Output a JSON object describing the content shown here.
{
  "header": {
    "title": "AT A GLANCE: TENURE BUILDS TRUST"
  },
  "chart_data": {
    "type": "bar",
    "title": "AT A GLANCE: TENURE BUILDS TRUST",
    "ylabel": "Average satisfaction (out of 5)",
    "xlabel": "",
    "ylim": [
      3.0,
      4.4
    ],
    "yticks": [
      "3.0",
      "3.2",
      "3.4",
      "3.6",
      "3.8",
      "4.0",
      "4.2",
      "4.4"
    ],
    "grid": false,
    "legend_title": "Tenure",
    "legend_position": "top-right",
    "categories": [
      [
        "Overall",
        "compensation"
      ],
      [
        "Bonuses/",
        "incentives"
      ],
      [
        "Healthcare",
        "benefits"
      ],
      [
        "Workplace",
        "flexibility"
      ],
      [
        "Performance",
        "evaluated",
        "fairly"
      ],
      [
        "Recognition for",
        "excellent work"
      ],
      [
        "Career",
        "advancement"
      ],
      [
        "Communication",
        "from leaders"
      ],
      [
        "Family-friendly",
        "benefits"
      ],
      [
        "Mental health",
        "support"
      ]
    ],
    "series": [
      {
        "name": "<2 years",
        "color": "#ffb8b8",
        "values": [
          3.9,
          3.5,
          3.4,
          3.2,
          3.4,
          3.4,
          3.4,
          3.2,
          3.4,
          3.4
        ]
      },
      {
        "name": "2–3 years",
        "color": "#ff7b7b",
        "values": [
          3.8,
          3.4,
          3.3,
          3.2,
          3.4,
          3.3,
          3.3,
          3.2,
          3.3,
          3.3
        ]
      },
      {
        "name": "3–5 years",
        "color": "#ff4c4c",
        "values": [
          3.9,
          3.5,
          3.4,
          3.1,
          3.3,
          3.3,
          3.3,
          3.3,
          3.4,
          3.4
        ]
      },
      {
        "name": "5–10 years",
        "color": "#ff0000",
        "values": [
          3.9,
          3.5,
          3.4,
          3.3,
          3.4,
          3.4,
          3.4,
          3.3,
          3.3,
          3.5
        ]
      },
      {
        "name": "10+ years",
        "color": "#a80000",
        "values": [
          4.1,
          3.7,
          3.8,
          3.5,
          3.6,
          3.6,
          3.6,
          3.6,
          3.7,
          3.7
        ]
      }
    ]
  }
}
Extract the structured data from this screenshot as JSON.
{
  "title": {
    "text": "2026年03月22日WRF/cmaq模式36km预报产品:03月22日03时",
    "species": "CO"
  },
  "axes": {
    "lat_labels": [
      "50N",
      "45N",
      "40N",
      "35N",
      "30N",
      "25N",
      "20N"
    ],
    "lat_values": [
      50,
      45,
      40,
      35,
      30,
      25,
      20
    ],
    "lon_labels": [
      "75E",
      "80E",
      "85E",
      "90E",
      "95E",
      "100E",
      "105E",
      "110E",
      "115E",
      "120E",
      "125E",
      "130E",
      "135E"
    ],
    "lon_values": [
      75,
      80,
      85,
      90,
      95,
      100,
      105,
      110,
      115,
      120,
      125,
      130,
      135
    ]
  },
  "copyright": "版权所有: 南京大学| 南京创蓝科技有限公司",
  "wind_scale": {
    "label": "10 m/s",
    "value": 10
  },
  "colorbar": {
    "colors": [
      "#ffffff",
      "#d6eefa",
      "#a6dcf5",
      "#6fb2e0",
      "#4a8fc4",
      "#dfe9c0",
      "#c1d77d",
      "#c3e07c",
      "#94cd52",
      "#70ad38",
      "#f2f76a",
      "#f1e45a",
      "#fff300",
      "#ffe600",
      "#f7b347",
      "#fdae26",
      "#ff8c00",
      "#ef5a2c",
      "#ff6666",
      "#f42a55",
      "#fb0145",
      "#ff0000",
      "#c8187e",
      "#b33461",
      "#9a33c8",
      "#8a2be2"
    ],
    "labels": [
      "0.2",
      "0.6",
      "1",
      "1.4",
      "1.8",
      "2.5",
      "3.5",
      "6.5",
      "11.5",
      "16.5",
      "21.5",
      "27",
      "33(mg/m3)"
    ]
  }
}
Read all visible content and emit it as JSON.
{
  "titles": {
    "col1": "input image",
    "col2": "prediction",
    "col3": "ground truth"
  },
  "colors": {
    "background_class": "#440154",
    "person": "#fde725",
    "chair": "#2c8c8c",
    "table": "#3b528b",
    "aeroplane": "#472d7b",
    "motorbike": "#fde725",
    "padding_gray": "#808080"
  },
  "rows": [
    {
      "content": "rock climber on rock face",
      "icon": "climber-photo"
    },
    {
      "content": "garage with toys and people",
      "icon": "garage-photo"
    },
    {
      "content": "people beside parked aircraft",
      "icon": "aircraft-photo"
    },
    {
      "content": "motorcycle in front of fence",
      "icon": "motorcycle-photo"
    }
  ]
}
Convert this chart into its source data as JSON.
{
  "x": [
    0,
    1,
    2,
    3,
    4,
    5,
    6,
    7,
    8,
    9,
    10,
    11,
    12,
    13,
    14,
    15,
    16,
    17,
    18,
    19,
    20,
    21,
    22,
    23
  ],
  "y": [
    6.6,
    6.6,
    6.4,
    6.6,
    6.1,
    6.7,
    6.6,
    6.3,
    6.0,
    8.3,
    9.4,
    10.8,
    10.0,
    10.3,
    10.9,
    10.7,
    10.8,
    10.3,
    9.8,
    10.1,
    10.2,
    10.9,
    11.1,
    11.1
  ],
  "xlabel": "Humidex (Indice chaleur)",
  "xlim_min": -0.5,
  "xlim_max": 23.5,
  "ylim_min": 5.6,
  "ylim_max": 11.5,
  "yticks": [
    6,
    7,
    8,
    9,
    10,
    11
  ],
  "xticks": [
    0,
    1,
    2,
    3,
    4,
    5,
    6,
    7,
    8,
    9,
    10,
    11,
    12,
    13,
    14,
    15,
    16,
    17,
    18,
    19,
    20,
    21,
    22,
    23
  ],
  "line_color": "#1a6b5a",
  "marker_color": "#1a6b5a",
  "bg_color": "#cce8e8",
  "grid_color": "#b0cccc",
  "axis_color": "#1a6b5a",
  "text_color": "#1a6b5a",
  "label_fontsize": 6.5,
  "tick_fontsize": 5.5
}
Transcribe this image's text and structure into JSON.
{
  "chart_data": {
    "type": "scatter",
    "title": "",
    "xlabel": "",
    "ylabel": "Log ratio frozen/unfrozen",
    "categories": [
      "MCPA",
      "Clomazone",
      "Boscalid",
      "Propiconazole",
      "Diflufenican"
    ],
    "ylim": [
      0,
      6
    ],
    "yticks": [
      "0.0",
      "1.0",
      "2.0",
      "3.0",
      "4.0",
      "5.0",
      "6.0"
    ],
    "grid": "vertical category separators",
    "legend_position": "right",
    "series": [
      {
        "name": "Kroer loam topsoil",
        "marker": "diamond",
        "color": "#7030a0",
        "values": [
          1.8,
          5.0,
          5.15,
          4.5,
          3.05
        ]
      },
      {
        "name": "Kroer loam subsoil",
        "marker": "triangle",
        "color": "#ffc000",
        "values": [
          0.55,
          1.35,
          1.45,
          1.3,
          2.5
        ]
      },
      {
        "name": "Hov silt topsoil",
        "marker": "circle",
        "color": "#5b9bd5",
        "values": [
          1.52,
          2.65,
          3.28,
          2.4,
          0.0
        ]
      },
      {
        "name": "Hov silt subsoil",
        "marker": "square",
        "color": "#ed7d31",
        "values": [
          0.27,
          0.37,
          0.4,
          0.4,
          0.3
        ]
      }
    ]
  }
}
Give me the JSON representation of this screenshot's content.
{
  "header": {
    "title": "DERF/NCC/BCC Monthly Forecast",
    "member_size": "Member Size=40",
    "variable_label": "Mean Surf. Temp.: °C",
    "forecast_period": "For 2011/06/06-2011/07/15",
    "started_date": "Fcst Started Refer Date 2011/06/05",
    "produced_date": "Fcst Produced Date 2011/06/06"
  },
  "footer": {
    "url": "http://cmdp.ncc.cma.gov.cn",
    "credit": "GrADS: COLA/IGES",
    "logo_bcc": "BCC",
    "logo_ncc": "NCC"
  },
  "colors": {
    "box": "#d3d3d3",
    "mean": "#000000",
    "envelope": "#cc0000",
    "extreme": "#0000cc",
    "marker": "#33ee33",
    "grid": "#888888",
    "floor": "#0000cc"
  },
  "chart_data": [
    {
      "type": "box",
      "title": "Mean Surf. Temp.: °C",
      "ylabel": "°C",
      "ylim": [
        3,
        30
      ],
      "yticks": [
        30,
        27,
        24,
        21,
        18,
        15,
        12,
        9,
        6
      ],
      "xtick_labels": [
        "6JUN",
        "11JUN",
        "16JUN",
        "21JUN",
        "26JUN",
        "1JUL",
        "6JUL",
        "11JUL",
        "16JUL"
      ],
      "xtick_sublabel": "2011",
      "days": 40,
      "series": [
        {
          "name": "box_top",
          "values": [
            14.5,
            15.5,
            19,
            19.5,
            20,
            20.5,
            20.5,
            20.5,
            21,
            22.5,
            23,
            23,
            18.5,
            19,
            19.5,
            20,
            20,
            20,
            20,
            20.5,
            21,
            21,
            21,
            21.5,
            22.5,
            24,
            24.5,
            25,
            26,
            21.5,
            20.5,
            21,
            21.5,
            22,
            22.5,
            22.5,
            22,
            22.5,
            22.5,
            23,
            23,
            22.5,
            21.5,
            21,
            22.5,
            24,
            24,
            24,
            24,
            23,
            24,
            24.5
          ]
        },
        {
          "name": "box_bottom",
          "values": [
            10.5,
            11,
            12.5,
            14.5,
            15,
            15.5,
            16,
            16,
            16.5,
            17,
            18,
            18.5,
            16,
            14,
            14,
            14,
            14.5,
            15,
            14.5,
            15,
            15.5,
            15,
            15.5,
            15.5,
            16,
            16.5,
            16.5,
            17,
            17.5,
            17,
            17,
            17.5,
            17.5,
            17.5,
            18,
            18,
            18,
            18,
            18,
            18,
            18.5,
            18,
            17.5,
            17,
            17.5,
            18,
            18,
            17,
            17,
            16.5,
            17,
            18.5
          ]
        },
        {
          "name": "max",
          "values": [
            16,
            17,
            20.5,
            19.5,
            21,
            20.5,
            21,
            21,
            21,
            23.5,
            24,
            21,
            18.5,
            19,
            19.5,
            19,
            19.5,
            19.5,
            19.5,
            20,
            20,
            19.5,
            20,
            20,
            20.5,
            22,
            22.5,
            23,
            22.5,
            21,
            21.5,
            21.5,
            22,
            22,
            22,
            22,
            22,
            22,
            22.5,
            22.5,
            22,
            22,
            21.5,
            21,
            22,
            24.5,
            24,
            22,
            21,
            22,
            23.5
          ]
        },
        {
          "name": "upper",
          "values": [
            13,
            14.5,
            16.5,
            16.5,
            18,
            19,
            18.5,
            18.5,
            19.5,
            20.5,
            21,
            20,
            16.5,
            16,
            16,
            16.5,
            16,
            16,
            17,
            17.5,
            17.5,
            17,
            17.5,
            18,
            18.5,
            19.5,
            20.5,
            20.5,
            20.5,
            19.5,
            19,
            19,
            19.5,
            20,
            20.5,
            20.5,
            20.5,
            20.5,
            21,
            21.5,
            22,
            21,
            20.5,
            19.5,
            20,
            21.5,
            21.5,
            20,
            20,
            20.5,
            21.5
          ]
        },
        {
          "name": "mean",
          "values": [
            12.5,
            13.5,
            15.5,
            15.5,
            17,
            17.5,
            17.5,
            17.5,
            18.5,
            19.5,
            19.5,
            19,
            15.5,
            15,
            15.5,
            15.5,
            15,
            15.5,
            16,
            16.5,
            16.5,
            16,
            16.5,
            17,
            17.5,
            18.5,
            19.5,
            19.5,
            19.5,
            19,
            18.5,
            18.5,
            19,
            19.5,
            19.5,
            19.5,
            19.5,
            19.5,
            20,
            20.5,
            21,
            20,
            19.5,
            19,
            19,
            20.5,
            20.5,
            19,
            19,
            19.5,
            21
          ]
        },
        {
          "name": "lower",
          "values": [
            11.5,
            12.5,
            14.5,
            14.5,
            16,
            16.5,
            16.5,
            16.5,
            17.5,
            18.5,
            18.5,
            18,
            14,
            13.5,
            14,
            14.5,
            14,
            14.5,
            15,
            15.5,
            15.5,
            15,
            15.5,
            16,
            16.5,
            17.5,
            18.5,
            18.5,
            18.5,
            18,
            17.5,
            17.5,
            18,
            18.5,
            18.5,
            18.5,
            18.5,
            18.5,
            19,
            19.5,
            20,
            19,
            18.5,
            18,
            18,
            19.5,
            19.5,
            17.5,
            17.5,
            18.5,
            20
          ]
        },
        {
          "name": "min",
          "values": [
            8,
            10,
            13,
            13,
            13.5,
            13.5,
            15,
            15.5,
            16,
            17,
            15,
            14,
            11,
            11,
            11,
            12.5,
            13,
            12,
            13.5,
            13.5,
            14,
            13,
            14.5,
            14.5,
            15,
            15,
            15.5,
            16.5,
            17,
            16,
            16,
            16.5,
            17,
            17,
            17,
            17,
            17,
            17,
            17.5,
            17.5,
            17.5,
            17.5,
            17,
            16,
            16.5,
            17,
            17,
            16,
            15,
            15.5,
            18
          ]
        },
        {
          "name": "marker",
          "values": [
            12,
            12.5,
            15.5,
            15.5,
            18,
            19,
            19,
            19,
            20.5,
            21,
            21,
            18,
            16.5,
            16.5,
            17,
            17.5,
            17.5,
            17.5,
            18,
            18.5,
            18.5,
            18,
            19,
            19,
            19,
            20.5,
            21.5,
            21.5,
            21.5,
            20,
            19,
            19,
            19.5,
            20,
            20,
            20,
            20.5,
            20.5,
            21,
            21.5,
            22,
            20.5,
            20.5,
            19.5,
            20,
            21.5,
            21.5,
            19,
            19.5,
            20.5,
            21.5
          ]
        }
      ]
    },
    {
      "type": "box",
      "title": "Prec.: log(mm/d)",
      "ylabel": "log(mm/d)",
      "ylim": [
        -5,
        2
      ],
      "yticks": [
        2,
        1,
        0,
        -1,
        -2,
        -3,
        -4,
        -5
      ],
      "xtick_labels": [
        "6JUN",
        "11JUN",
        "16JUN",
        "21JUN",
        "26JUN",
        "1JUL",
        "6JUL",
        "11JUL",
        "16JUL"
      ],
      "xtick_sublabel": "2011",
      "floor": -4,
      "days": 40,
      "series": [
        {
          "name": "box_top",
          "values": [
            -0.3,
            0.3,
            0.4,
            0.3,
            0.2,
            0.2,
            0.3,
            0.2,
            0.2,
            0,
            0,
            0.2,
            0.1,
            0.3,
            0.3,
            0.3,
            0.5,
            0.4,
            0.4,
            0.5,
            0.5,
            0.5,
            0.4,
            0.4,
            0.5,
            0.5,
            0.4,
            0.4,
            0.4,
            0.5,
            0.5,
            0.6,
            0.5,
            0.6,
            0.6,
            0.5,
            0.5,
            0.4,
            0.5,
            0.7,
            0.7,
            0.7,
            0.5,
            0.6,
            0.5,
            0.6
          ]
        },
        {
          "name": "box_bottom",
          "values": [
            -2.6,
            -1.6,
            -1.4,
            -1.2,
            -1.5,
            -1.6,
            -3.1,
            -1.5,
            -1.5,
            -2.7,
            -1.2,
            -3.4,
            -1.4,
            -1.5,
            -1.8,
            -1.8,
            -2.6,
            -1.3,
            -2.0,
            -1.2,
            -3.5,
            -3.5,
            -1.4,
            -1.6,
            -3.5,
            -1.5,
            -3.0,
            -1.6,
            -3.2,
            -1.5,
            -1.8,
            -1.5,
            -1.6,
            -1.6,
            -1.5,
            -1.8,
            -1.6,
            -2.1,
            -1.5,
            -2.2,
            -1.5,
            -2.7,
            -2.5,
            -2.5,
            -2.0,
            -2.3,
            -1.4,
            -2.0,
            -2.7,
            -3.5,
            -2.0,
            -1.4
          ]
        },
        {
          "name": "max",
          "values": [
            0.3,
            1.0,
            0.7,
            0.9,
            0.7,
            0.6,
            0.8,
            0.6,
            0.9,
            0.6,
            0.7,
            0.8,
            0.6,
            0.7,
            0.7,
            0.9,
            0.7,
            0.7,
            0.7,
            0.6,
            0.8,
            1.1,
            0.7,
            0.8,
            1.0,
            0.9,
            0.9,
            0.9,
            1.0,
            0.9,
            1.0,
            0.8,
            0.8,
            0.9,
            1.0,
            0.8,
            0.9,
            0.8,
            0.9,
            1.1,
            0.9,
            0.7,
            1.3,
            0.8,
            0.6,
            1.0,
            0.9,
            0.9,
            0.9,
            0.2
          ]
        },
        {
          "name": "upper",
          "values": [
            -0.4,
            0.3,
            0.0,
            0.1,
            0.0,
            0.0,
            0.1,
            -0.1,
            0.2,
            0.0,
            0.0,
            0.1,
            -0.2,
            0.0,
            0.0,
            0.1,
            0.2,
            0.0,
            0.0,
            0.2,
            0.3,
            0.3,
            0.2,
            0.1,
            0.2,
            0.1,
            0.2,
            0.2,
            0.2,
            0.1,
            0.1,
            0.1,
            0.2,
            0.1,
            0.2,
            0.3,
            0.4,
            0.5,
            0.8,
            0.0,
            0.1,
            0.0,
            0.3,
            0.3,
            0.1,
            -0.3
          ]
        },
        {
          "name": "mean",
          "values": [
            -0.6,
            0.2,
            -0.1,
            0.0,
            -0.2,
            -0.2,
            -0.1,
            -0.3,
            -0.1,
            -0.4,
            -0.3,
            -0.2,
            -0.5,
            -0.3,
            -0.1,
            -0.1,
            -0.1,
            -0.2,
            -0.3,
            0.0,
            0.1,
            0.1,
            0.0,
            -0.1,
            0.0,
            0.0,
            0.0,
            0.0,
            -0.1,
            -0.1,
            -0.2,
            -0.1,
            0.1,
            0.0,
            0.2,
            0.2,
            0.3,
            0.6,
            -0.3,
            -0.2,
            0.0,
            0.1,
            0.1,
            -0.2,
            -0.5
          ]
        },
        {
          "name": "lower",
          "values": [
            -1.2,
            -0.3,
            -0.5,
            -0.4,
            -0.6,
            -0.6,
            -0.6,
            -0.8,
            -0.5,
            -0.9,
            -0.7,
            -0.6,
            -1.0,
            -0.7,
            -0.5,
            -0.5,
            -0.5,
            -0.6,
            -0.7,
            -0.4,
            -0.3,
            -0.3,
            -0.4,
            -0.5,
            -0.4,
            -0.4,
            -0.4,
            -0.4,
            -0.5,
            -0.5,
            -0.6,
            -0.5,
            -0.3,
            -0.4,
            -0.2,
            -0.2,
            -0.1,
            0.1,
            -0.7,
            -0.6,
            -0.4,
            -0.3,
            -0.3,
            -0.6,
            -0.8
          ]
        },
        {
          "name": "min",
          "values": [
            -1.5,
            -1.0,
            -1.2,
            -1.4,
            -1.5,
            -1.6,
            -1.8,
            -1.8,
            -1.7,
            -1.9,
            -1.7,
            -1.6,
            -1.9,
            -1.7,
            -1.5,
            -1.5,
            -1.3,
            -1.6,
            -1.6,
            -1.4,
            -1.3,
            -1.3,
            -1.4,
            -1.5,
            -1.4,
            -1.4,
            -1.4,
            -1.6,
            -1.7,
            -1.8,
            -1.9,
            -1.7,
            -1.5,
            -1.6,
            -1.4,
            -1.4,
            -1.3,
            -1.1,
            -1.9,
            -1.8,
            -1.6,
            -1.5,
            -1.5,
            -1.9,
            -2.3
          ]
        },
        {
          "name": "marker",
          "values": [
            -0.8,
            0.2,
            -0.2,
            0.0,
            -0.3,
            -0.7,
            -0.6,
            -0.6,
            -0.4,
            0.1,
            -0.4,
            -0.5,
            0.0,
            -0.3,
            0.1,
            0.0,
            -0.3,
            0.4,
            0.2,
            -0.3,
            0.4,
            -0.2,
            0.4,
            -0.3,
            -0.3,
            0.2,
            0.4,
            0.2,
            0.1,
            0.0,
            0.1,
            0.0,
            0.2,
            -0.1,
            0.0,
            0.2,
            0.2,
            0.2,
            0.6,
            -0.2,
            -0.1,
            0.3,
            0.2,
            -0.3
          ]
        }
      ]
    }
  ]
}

SHORT TASK: Scan the material above and determine how many lines include the word "climber"; report only the number.

EXPECTED OUTPUT: 2